_Data entries_
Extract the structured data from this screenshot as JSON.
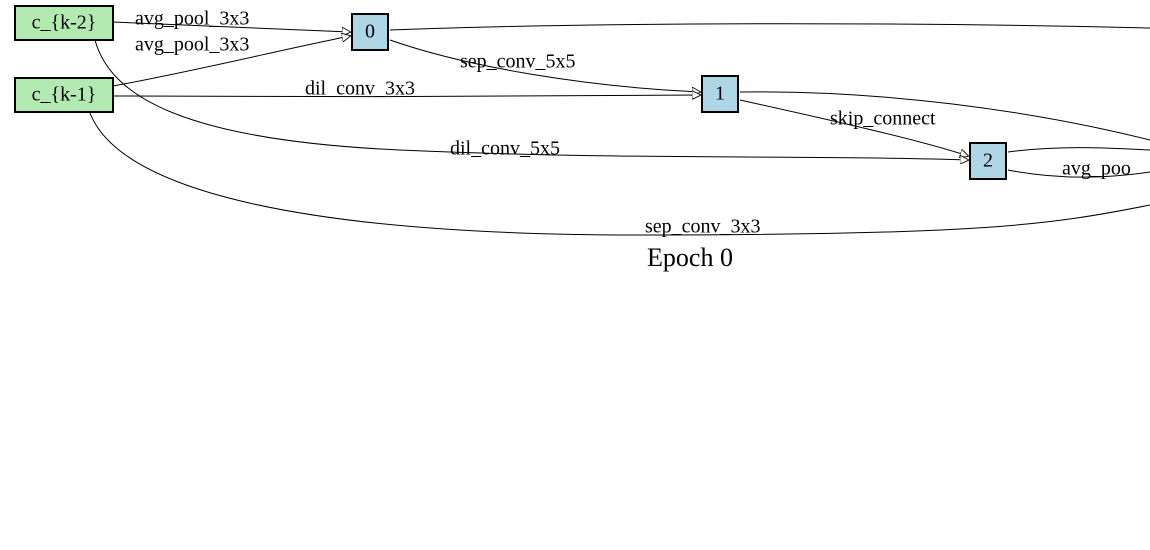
{
  "caption": "Epoch 0",
  "nodes": {
    "ckm2": {
      "label": "c_{k-2}"
    },
    "ckm1": {
      "label": "c_{k-1}"
    },
    "n0": {
      "label": "0"
    },
    "n1": {
      "label": "1"
    },
    "n2": {
      "label": "2"
    }
  },
  "edges": {
    "ckm2_to_n0": {
      "label": "avg_pool_3x3"
    },
    "ckm1_to_n0": {
      "label": "avg_pool_3x3"
    },
    "n0_to_n1": {
      "label": "sep_conv_5x5"
    },
    "ckm1_to_n1": {
      "label": "dil_conv_3x3"
    },
    "n1_to_n2": {
      "label": "skip_connect"
    },
    "ckm2_to_n2": {
      "label": "dil_conv_5x5"
    },
    "n2_to_out": {
      "label": "avg_poo"
    },
    "ckm1_to_out": {
      "label": "sep_conv_3x3"
    }
  }
}
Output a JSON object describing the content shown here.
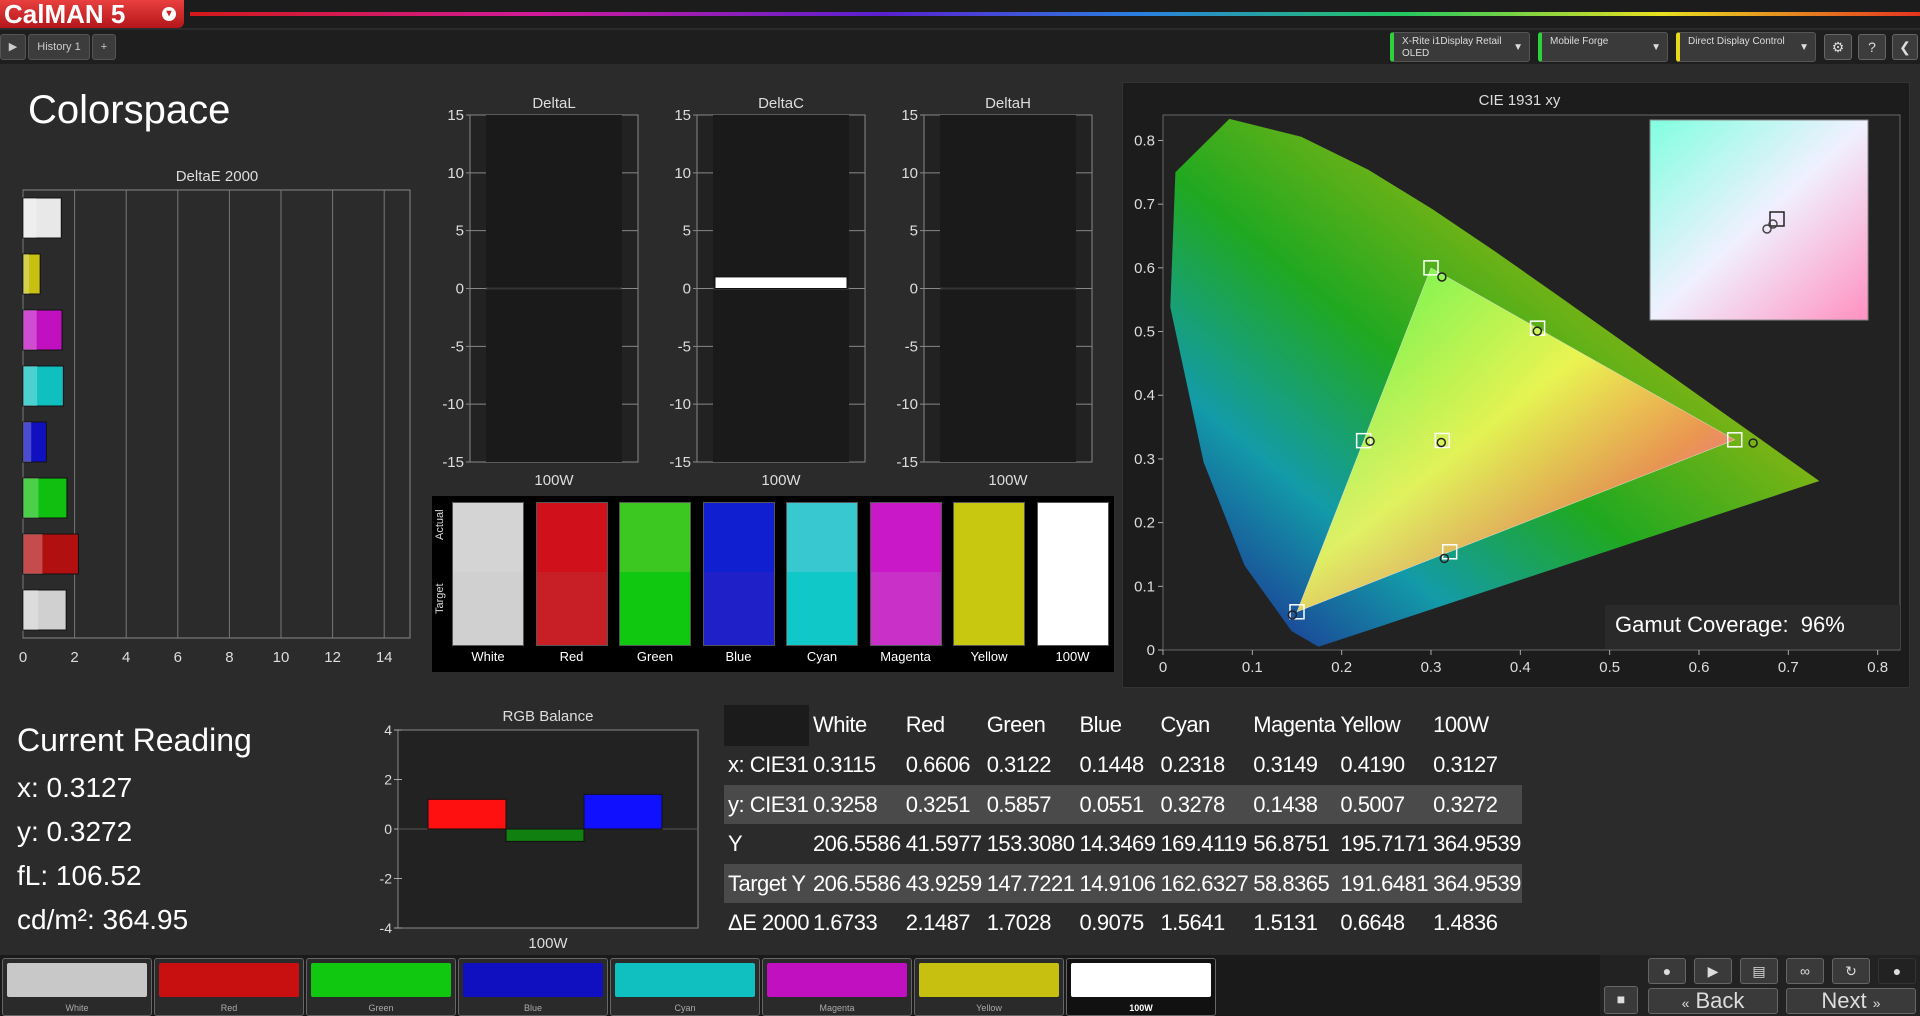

_To do_
Copy each line of the preceding data that contains the string "JSON".

_Response for this exercise_
Extract the structured data from this screenshot as JSON.
Output a JSON object describing the content shown here.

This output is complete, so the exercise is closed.